What to work on:
(A) From the post about the AlphaSmart Neo2 below, set down everything from "I was thinking" down to "it for applications." word for word.
(B) In the post about the AlphaSmart Neo2, how many batteries does the device run on, and of what kind?
(C) Write what comes next in the post about the AlphaSmart Neo2, picking up after its final sentence.

Selected passage:
One of my most googled searches was, “Ideal Writer Setup.”

I was thinking I’d get some sort of recommendation of a good tool for writing on the go. I needed three things: Something I could type on, something that I could limit distractions on, and something portable.

My husband and I skimmed through countless PCs, but we’re cheap and none of the ones we saw really seemed to fit what I had in mind. I was also feeling frustrated about the idea of having to purchase another copy of my beloved Scrivener just so that I could sync up my two projects.

Then, I found it. Exactly what I wanted: the most basic of basic typewriters.

An AlphaSmart Neo2.

Now, some people just use their tablets and to them, I say, “Good. Enjoy that.”

I have an older eReader-style tablet but I’ve never needed one of the bigger tablet PCs. I tried to sync a bluetooth keyboard to it, but the battery life is so poor on my eReader when I’m using it for applications.

When I was in college,tablets were hopelessly out of my student price range and I had a perfect functioning laptop. And now, it still makes my eye twitch to spend a couple hundred dollars on a device that will be so dependent on the internet for syncing and storing. (Though I won’t lie, I’d love to have a Microsoft Surface Pro 4)

Still. My AlphaSmart is better than all of that.

AS_Neo
By KeesvL at English Wikipedia – Transferred from en.wikipedia to Commons by Koman90., Public Domain, https://commons.wikimedia.org/w/index.php?curid=9587860

This device is a Smart Keyboard that was built in 2004. It lets you type, it lets you see four lines of what you type, it runs on 3 AA batteries and saves every keystroke as you make it, making it practically impossible to lose your work. It also calculates word counts.

For me? This is ideal. I spend 35$ and while there are a couple of keys that aren’t as responsive (Specifically the number four for some reason) and I’ve noticed that tapping the corner in an uneven manner will shut the entire system down, making the device difficult to use while moving around or jostling, I’ve found that the lack of distractions make any blocks I’ve had with my writing in the last few weeks completely worth it. And! Even when it turns itself off, I’ve never lost a single word.

Best of all, because it doesn’t require connection to the internet, I can use it ANYWHERE and the long battery life makes it ideal to sit wherever I want in a restaurant or cafe. I’m no longer tied to the power cord.

Excerpted records:
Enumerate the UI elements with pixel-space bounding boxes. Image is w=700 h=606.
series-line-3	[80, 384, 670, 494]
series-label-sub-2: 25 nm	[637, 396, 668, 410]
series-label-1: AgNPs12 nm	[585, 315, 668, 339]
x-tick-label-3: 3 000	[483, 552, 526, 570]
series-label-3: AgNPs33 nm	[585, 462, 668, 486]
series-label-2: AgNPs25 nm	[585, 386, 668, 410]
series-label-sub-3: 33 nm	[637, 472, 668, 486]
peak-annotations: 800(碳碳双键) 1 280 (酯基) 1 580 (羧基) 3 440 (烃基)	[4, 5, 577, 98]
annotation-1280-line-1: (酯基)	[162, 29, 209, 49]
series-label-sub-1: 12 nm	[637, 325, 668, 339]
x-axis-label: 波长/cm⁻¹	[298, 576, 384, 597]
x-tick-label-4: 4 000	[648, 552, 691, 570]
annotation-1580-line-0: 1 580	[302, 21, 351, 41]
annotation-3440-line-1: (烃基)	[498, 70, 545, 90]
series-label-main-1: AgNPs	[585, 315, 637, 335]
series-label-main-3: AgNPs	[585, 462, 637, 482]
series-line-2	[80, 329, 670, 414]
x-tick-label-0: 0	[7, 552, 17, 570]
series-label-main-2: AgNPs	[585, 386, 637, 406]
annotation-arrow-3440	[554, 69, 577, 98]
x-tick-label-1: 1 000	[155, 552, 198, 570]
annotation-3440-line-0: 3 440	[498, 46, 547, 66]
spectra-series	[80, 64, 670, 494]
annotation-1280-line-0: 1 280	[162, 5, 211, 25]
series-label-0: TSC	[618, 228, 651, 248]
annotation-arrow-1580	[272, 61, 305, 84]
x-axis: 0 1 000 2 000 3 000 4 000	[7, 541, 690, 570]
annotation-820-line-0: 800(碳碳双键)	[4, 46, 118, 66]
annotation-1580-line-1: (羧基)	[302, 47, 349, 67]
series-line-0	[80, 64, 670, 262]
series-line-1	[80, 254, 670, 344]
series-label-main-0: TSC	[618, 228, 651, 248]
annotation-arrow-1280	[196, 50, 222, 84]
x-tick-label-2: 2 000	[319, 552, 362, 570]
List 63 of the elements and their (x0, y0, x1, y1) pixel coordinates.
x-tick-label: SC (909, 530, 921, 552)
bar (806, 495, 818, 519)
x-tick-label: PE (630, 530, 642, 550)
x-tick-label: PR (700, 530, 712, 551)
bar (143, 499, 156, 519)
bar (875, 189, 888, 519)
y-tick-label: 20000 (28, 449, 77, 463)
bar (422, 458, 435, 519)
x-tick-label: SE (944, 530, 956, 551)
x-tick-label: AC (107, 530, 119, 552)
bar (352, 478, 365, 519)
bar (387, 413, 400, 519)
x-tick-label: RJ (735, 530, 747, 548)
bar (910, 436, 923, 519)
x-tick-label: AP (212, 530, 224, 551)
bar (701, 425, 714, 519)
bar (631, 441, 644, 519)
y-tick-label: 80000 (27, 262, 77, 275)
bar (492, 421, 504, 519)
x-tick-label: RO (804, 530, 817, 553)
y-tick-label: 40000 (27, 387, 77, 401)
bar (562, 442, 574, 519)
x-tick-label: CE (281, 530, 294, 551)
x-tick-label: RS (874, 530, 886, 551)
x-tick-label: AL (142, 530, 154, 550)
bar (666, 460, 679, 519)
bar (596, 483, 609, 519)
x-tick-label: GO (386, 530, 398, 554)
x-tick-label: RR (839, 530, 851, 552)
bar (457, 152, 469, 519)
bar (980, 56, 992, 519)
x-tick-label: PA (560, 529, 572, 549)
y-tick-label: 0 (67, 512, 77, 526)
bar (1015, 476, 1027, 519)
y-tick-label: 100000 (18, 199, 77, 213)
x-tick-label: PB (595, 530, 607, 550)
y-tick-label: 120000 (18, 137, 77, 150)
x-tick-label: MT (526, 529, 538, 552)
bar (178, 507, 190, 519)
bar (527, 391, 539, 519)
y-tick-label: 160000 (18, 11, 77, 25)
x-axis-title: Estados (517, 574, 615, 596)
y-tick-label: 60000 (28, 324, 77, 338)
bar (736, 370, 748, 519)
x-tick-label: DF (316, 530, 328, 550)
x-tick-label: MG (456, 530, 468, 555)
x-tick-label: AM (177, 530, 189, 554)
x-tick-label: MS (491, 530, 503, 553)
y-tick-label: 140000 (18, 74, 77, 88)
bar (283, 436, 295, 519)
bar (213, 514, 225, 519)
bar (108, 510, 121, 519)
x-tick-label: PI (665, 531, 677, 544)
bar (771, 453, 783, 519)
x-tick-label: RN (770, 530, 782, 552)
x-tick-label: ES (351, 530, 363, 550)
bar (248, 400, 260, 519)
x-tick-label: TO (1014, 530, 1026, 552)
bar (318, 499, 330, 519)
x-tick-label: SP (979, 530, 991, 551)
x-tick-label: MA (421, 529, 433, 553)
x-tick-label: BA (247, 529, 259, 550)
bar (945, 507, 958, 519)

Results of the tasks:
(A)
I was thinking I’d get some sort of recommendation of a good tool for writing on the go. I needed three things: Something I could type on, something that I could limit distractions on, and something portable.

My husband and I skimmed through countless PCs, but we’re cheap and none of the ones we saw really seemed to fit what I had in mind. I was also feeling frustrated about the idea of having to purchase another copy of my beloved Scrivener just so that I could sync up my two projects.

Then, I found it. Exactly what I wanted: the most basic of basic typewriters.

An AlphaSmart Neo2.

Now, some people just use their tablets and to them, I say, “Good. Enjoy that.”

I have an older eReader-style tablet but I’ve never needed one of the bigger tablet PCs. I tried to sync a bluetooth keyboard to it, but the battery life is so poor on my eReader when I’m using it for applications.

(B) Three AA batteries.

(C)
I won’t say this works for everything. After all, while I wrote this blog post on my Neo2, I still had to do all my editing and formatting on WordPress. I also don’t trust this device for any project that requires a lot of formatting or page previews. But for straight ‘Write The Thing’ effectiveness? It’s fantastic.

I’ve been able to write outside, on the couch, at cafes and most importantly, during my lunch break at work. It’s light and fits in one of my medium sized tote bags.

I was introduced to this device on the NaNoWriMo message boards and there are a lot of people who are fans.

If you are a writer who has to have access to their entire manuscript at all times while writing, this might not be the tool for you. I tend to get bogged down if I focus too much on what I’ve written before and that makes it difficult to move forward. I also am they type of person who takes a lot of notes on paper during the day. The AlphaSmart lets me take those notes directly with a keyboard and then later load them up to the document in question.

You can hold up to 8 files on the AlphaSmart at any given time for a total of about 10k words per file. As I have never in my life written that many words at one time in one sitting, I think the space restrictions will be fine for me.

I’ve designated files 1-7 for Mon-Sun and then file 8 for my notes and misc. Thoughts that needed to be uploaded. After I made a saved copy on Scrivener and Word, I’ve turned around and cleared the file, ready for the next go around.

This isn’t going to replace a laptop or a tablet. There are no apps, there isn’t any access to email and the font is the most basic of basic 90s style tech. Over all, the entire device resembles an overly large calculator. But I’m so pleased.